## WORK TO BE COMPLETED:
Reproduce the listing below in full and without alteration, apart from its pictures.

##############################

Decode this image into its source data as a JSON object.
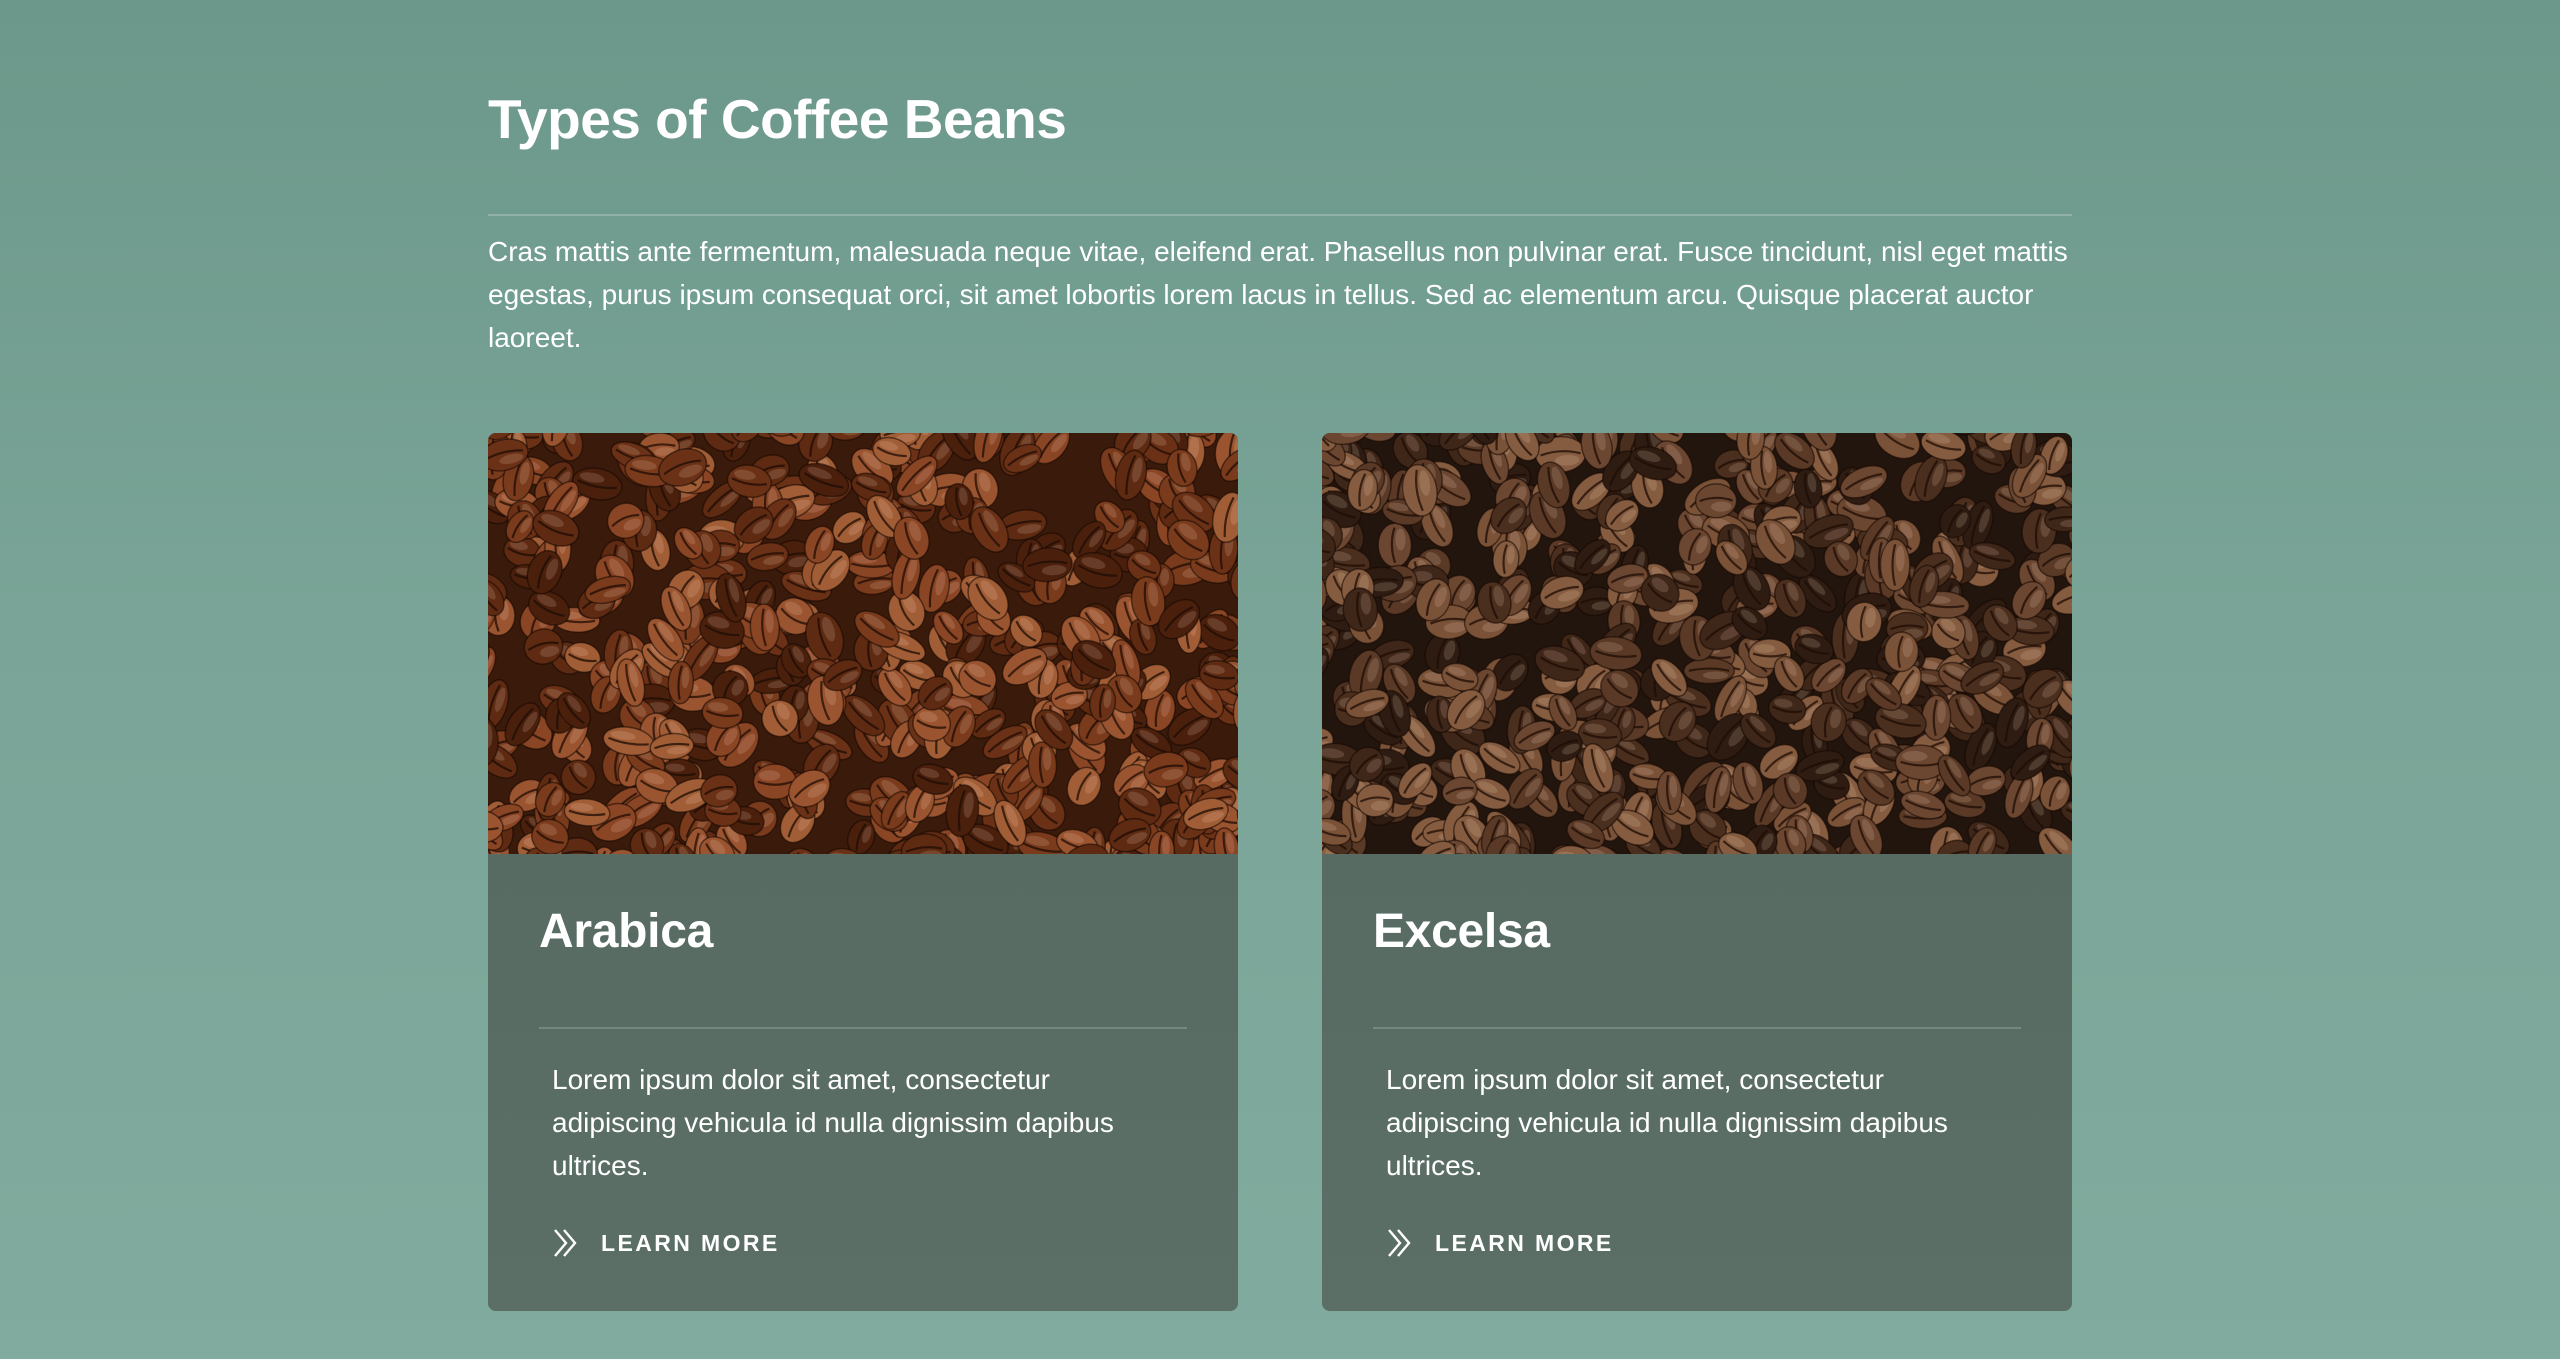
{
  "section": {
    "title": "Types of Coffee Beans",
    "intro": "Cras mattis ante fermentum, malesuada neque vitae, eleifend erat. Phasellus non pulvinar erat. Fusce tincidunt, nisl eget mattis egestas, purus ipsum consequat orci, sit amet lobortis lorem lacus in tellus. Sed ac elementum arcu. Quisque placerat auctor laoreet."
  },
  "cards": [
    {
      "title": "Arabica",
      "text": "Lorem ipsum dolor sit amet, consectetur adipiscing vehicula id nulla dignissim dapibus ultrices.",
      "link_label": "LEARN MORE",
      "link_icon": "double-chevron-right-icon"
    },
    {
      "title": "Excelsa",
      "text": "Lorem ipsum dolor sit amet, consectetur adipiscing vehicula id nulla dignissim dapibus ultrices.",
      "link_label": "LEARN MORE",
      "link_icon": "double-chevron-right-icon"
    }
  ],
  "colors": {
    "background": "#79a497",
    "card_body": "#5a6e66",
    "text": "#ffffff"
  }
}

##############################

## OUTPUT:
Decode this image into its source data as a JSON object.
{
  "section": {
    "title": "Types of Coffee Beans",
    "intro": "Cras mattis ante fermentum, malesuada neque vitae, eleifend erat. Phasellus non pulvinar erat. Fusce tincidunt, nisl eget mattis egestas, purus ipsum consequat orci, sit amet lobortis lorem lacus in tellus. Sed ac elementum arcu. Quisque placerat auctor laoreet."
  },
  "cards": [
    {
      "title": "Arabica",
      "text": "Lorem ipsum dolor sit amet, consectetur adipiscing vehicula id nulla dignissim dapibus ultrices.",
      "link_label": "LEARN MORE",
      "link_icon": "double-chevron-right-icon"
    },
    {
      "title": "Excelsa",
      "text": "Lorem ipsum dolor sit amet, consectetur adipiscing vehicula id nulla dignissim dapibus ultrices.",
      "link_label": "LEARN MORE",
      "link_icon": "double-chevron-right-icon"
    }
  ],
  "colors": {
    "background": "#79a497",
    "card_body": "#5a6e66",
    "text": "#ffffff"
  }
}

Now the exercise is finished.